GOAL: Comb the records below for the string "highlighted" and copy each line where it turns up.

Dataset excerpts
-------
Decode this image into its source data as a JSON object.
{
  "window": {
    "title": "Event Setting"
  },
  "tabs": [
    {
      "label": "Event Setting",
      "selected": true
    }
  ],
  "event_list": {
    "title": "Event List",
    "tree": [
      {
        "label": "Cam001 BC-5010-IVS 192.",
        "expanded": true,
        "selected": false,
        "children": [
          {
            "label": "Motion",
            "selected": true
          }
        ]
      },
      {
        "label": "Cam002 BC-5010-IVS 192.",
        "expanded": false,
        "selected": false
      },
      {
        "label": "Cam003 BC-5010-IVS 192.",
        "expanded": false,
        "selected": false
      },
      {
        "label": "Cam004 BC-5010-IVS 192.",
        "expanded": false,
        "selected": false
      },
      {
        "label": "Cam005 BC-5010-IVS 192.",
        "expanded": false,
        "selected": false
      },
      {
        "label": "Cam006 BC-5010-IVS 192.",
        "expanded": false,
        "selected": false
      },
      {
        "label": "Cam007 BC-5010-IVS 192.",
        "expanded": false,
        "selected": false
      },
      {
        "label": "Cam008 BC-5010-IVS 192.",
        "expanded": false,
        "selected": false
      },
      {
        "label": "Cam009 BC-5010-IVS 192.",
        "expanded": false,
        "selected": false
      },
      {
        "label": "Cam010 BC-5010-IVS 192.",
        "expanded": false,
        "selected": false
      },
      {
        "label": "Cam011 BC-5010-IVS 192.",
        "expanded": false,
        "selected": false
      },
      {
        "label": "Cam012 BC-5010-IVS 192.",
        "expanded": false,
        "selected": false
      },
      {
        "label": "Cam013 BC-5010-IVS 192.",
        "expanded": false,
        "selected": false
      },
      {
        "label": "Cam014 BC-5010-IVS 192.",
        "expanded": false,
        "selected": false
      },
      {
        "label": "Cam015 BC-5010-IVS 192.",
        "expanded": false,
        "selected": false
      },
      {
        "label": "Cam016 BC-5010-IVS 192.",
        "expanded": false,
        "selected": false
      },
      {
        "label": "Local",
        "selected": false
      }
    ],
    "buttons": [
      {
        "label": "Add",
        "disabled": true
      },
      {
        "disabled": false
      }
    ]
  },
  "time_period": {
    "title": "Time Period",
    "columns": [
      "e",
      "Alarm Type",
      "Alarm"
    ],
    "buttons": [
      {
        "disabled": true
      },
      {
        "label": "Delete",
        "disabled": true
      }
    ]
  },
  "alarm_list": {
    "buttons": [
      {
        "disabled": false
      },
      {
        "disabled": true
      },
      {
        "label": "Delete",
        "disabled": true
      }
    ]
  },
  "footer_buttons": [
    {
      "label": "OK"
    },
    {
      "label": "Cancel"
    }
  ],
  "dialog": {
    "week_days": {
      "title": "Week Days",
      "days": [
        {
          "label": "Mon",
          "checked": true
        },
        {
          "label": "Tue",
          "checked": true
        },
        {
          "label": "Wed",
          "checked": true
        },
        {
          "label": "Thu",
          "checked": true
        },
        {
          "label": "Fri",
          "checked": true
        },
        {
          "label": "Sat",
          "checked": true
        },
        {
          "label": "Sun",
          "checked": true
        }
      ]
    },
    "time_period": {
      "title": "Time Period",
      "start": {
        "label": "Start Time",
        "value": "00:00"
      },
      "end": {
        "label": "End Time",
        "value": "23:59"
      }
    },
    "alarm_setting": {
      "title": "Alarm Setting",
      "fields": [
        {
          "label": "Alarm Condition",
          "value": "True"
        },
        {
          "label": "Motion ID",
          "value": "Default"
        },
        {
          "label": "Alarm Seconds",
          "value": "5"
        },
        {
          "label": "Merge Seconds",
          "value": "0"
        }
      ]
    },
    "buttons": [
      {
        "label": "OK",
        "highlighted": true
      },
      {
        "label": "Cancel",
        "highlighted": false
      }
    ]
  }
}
-------
RESPONSE:
        "highlighted": true
        "highlighted": false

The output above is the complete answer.